Dataset entries:
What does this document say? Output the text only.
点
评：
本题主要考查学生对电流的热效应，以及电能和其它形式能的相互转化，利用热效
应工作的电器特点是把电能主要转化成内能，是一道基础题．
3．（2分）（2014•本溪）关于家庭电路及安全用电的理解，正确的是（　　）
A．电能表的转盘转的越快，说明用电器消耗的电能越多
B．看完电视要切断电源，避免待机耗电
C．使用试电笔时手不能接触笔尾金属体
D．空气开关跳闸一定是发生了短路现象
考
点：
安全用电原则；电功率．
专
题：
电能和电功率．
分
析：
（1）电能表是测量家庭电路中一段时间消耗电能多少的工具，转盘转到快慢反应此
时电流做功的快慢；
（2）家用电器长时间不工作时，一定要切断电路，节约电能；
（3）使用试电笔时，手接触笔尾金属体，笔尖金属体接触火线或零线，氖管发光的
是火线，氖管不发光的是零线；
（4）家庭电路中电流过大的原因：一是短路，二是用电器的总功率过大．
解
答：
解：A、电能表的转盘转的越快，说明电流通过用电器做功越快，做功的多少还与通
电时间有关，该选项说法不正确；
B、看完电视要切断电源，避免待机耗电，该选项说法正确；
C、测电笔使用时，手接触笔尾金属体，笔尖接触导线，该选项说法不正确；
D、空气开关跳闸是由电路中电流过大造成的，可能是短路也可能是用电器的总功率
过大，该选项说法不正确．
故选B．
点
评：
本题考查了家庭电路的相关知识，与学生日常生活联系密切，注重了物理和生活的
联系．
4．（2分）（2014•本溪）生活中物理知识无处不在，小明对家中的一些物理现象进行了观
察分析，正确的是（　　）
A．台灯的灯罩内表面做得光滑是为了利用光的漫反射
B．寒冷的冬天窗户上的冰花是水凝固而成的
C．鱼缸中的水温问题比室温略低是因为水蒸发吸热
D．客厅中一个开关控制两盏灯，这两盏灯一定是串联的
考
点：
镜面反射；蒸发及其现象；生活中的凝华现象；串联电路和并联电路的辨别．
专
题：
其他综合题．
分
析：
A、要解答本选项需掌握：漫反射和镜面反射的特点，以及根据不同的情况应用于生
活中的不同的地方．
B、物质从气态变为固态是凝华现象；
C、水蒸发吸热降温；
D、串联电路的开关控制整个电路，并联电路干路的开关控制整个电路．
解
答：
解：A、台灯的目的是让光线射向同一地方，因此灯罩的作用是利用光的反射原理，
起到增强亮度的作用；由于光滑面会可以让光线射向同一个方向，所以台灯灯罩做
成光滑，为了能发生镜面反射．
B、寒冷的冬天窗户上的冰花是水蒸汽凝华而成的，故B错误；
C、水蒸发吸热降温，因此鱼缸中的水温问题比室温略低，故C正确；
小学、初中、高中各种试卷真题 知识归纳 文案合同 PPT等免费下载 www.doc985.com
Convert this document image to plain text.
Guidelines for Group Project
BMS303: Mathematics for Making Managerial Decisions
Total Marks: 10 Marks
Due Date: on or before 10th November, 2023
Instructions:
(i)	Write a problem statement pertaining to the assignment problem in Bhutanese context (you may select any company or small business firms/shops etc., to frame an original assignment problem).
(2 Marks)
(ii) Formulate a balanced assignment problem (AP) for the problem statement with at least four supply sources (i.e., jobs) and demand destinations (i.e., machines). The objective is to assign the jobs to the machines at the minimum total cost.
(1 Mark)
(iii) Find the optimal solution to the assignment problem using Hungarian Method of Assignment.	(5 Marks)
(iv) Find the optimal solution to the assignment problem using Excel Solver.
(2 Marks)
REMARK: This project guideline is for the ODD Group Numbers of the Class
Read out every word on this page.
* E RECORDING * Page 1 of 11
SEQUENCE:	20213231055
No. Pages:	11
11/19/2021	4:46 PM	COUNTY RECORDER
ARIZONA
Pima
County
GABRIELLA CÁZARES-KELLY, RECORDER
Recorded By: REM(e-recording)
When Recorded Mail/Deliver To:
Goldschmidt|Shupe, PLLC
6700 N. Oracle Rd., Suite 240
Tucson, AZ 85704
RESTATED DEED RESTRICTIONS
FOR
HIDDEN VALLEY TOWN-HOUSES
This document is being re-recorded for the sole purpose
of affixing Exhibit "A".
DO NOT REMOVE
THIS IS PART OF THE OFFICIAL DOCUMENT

* **Aim**
Nothing in the data may differ; print all of it exactly as written.

* **Written response**
What does this document say? Output the text only.
点
评：
本题主要考查学生对电流的热效应，以及电能和其它形式能的相互转化，利用热效
应工作的电器特点是把电能主要转化成内能，是一道基础题．
3．（2分）（2014•本溪）关于家庭电路及安全用电的理解，正确的是（　　）
A．电能表的转盘转的越快，说明用电器消耗的电能越多
B．看完电视要切断电源，避免待机耗电
C．使用试电笔时手不能接触笔尾金属体
D．空气开关跳闸一定是发生了短路现象
考
点：
安全用电原则；电功率．
专
题：
电能和电功率．
分
析：
（1）电能表是测量家庭电路中一段时间消耗电能多少的工具，转盘转到快慢反应此
时电流做功的快慢；
（2）家用电器长时间不工作时，一定要切断电路，节约电能；
（3）使用试电笔时，手接触笔尾金属体，笔尖金属体接触火线或零线，氖管发光的
是火线，氖管不发光的是零线；
（4）家庭电路中电流过大的原因：一是短路，二是用电器的总功率过大．
解
答：
解：A、电能表的转盘转的越快，说明电流通过用电器做功越快，做功的多少还与通
电时间有关，该选项说法不正确；
B、看完电视要切断电源，避免待机耗电，该选项说法正确；
C、测电笔使用时，手接触笔尾金属体，笔尖接触导线，该选项说法不正确；
D、空气开关跳闸是由电路中电流过大造成的，可能是短路也可能是用电器的总功率
过大，该选项说法不正确．
故选B．
点
评：
本题考查了家庭电路的相关知识，与学生日常生活联系密切，注重了物理和生活的
联系．
4．（2分）（2014•本溪）生活中物理知识无处不在，小明对家中的一些物理现象进行了观
察分析，正确的是（　　）
A．台灯的灯罩内表面做得光滑是为了利用光的漫反射
B．寒冷的冬天窗户上的冰花是水凝固而成的
C．鱼缸中的水温问题比室温略低是因为水蒸发吸热
D．客厅中一个开关控制两盏灯，这两盏灯一定是串联的
考
点：
镜面反射；蒸发及其现象；生活中的凝华现象；串联电路和并联电路的辨别．
专
题：
其他综合题．
分
析：
A、要解答本选项需掌握：漫反射和镜面反射的特点，以及根据不同的情况应用于生
活中的不同的地方．
B、物质从气态变为固态是凝华现象；
C、水蒸发吸热降温；
D、串联电路的开关控制整个电路，并联电路干路的开关控制整个电路．
解
答：
解：A、台灯的目的是让光线射向同一地方，因此灯罩的作用是利用光的反射原理，
起到增强亮度的作用；由于光滑面会可以让光线射向同一个方向，所以台灯灯罩做
成光滑，为了能发生镜面反射．
B、寒冷的冬天窗户上的冰花是水蒸汽凝华而成的，故B错误；
C、水蒸发吸热降温，因此鱼缸中的水温问题比室温略低，故C正确；
小学、初中、高中各种试卷真题 知识归纳 文案合同 PPT等免费下载 www.doc985.com
Convert this document image to plain text.
Guidelines for Group Project
BMS303: Mathematics for Making Managerial Decisions
Total Marks: 10 Marks
Due Date: on or before 10th November, 2023
Instructions:
(i)	Write a problem statement pertaining to the assignment problem in Bhutanese context (you may select any company or small business firms/shops etc., to frame an original assignment problem).
(2 Marks)
(ii) Formulate a balanced assignment problem (AP) for the problem statement with at least four supply sources (i.e., jobs) and demand destinations (i.e., machines). The objective is to assign the jobs to the machines at the minimum total cost.
(1 Mark)
(iii) Find the optimal solution to the assignment problem using Hungarian Method of Assignment.	(5 Marks)
(iv) Find the optimal solution to the assignment problem using Excel Solver.
(2 Marks)
REMARK: This project guideline is for the ODD Group Numbers of the Class
Read out every word on this page.
* E RECORDING * Page 1 of 11
SEQUENCE:	20213231055
No. Pages:	11
11/19/2021	4:46 PM	COUNTY RECORDER
ARIZONA
Pima
County
GABRIELLA CÁZARES-KELLY, RECORDER
Recorded By: REM(e-recording)
When Recorded Mail/Deliver To:
Goldschmidt|Shupe, PLLC
6700 N. Oracle Rd., Suite 240
Tucson, AZ 85704
RESTATED DEED RESTRICTIONS
FOR
HIDDEN VALLEY TOWN-HOUSES
This document is being re-recorded for the sole purpose
of affixing Exhibit "A".
DO NOT REMOVE
THIS IS PART OF THE OFFICIAL DOCUMENT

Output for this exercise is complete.